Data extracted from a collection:
--
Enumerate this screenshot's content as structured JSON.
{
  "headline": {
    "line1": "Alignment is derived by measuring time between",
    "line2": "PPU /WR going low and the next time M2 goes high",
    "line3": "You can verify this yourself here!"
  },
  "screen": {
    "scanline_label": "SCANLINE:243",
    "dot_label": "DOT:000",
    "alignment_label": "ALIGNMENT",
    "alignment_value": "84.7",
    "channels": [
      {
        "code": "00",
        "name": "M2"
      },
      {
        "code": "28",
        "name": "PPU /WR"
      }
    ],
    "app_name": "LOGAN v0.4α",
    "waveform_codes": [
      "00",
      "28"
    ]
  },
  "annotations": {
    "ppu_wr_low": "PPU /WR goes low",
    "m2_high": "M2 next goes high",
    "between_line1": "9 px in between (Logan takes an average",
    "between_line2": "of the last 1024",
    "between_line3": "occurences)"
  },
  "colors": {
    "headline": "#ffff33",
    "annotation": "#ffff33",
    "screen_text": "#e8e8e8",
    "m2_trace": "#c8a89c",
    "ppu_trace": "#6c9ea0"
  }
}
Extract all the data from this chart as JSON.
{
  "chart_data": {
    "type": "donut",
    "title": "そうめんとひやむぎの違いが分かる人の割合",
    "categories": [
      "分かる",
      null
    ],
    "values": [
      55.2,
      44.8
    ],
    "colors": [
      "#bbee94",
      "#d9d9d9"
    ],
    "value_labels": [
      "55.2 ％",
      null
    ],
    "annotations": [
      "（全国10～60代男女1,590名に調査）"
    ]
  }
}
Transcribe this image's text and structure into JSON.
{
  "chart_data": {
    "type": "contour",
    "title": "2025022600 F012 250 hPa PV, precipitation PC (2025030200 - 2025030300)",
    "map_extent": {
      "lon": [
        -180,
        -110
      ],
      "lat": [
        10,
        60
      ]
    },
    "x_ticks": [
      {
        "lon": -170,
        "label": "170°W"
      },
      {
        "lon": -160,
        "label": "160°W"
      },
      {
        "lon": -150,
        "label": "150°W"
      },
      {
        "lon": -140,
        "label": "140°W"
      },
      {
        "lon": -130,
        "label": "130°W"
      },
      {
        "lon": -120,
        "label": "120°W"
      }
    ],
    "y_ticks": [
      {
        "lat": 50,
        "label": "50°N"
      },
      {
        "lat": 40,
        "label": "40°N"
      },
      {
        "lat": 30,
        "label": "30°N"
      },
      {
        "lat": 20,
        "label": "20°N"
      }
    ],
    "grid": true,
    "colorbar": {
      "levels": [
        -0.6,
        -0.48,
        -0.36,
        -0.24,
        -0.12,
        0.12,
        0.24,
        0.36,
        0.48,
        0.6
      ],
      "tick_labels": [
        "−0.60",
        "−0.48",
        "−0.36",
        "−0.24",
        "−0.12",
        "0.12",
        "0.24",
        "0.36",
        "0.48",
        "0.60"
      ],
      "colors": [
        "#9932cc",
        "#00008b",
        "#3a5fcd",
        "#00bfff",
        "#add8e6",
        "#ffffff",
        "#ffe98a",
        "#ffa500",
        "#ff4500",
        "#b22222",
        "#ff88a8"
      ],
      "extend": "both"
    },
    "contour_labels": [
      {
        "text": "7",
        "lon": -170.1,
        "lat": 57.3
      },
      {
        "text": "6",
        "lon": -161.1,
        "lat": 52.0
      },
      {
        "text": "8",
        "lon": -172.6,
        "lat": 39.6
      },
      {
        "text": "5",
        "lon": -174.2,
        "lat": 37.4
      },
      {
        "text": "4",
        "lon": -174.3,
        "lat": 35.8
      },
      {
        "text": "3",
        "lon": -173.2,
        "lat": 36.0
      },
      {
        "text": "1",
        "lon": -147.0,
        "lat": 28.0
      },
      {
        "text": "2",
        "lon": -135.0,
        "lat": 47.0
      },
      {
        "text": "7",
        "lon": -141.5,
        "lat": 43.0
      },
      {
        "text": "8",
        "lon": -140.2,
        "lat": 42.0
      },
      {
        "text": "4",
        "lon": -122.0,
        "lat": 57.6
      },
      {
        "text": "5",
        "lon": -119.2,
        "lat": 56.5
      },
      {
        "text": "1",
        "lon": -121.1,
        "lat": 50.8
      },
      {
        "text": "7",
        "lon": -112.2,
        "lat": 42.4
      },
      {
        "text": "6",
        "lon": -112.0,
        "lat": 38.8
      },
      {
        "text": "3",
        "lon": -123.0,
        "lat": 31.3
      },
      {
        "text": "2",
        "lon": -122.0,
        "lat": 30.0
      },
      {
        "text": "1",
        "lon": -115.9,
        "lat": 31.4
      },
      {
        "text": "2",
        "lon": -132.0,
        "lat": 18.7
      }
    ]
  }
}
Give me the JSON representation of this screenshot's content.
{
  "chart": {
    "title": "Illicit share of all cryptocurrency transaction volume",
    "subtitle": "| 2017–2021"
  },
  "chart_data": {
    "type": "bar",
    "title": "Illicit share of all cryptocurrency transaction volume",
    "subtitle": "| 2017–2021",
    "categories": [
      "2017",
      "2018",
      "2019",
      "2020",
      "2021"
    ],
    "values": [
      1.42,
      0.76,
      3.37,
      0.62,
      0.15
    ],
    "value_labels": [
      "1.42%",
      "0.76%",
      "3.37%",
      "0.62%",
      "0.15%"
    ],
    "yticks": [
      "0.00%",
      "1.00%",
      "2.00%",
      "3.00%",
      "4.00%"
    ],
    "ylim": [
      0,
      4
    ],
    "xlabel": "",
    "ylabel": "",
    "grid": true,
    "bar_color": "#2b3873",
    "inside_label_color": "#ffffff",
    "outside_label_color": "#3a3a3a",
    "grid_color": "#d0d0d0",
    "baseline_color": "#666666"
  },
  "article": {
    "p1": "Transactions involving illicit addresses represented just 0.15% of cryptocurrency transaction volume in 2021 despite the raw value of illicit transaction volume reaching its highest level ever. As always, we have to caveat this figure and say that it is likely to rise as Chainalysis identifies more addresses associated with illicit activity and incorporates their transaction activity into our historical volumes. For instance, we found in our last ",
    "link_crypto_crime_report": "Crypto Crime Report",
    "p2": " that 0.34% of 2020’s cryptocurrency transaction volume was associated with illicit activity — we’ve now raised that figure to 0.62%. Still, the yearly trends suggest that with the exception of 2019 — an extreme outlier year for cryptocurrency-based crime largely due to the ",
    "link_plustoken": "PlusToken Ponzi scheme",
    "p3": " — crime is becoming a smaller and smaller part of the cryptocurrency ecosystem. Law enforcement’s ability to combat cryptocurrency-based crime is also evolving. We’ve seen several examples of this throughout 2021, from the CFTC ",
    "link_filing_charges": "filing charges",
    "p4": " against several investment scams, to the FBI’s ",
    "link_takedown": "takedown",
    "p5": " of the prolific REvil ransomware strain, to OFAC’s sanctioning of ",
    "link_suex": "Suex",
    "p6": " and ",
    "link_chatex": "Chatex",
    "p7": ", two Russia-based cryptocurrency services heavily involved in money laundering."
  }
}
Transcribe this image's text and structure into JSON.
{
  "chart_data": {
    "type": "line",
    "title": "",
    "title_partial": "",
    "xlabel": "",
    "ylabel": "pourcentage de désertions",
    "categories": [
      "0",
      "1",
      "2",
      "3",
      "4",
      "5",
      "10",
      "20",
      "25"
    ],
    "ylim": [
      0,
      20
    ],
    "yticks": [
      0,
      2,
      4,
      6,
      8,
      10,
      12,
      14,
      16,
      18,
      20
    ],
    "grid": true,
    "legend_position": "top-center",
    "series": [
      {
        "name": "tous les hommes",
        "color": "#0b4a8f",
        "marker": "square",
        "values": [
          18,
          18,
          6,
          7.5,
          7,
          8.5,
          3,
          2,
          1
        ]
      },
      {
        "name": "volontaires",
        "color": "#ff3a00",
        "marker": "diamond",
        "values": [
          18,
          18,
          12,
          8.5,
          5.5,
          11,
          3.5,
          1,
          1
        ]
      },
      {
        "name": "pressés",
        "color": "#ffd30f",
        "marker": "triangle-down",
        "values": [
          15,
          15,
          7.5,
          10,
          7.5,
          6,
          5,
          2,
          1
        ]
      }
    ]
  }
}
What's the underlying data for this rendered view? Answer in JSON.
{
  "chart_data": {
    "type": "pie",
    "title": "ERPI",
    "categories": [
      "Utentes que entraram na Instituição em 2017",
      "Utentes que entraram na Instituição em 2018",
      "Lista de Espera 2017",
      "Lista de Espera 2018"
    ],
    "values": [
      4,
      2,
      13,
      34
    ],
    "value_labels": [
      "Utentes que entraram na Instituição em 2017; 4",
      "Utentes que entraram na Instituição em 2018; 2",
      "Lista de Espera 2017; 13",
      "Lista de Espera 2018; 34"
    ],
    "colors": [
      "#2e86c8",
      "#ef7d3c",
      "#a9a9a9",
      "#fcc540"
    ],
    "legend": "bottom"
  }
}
--
WHAT YOU WILL DO: The word "Utentes" appears in how many lines of the data? Answer with only the number.

RIGHT ANSWER: 4